* **TASK OBJECTIVE**
Omit every picture and return the rest of the data unaltered.

(Records excerpted from a collection)
──────────

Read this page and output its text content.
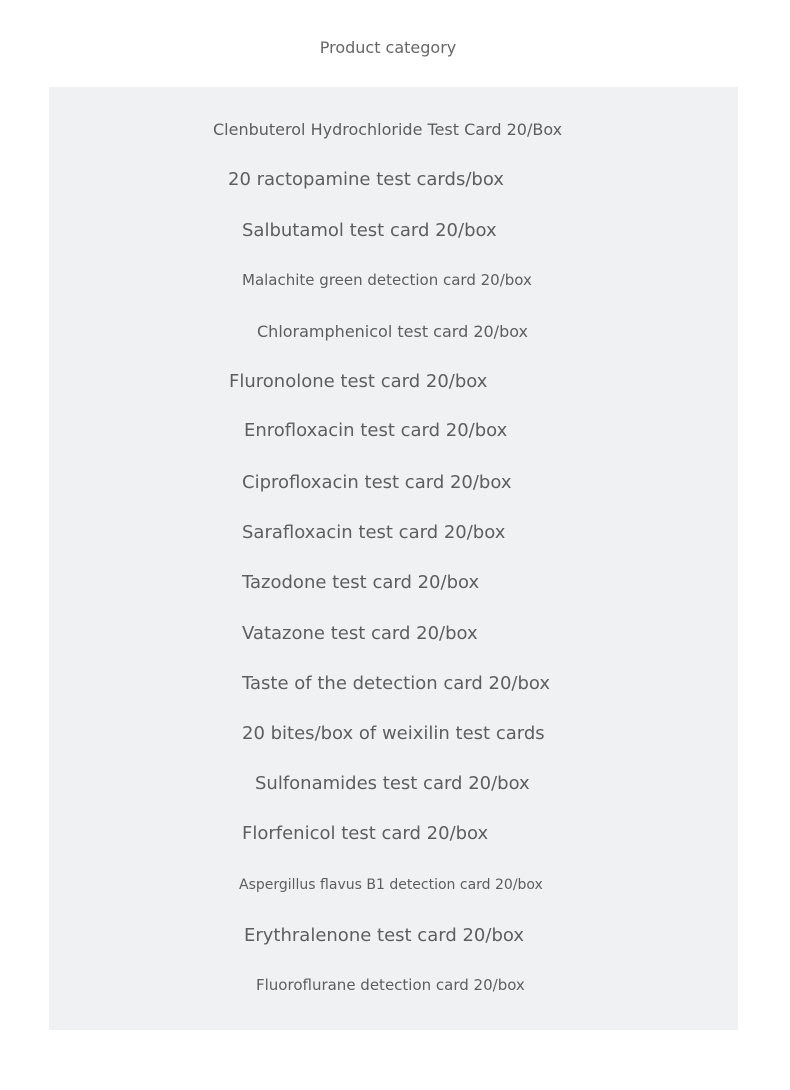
Product category
Clenbuterol Hydrochloride Test Card 20/Box
20 ractopamine test cards/box
Salbutamol test card 20/box
Malachite green detection card 20/box
Chloramphenicol test card 20/box
Fluronolone test card 20/box
Enrofloxacin test card 20/box
Ciprofloxacin test card 20/box
Sarafloxacin test card 20/box
Tazodone test card 20/box
Vatazone test card 20/box
Taste of the detection card 20/box
20 bites/box of weixilin test cards
Sulfonamides test card 20/box
Florfenicol test card 20/box
Aspergillus flavus B1 detection card 20/box
Erythralenone test card 20/box
Fluoroflurane detection card 20/box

──────────

* **TASK ANSWER**
Read this page and output its text content.
Product category
Clenbuterol Hydrochloride Test Card 20/Box
20 ractopamine test cards/box
Salbutamol test card 20/box
Malachite green detection card 20/box
Chloramphenicol test card 20/box
Fluronolone test card 20/box
Enrofloxacin test card 20/box
Ciprofloxacin test card 20/box
Sarafloxacin test card 20/box
Tazodone test card 20/box
Vatazone test card 20/box
Taste of the detection card 20/box
20 bites/box of weixilin test cards
Sulfonamides test card 20/box
Florfenicol test card 20/box
Aspergillus flavus B1 detection card 20/box
Erythralenone test card 20/box
Fluoroflurane detection card 20/box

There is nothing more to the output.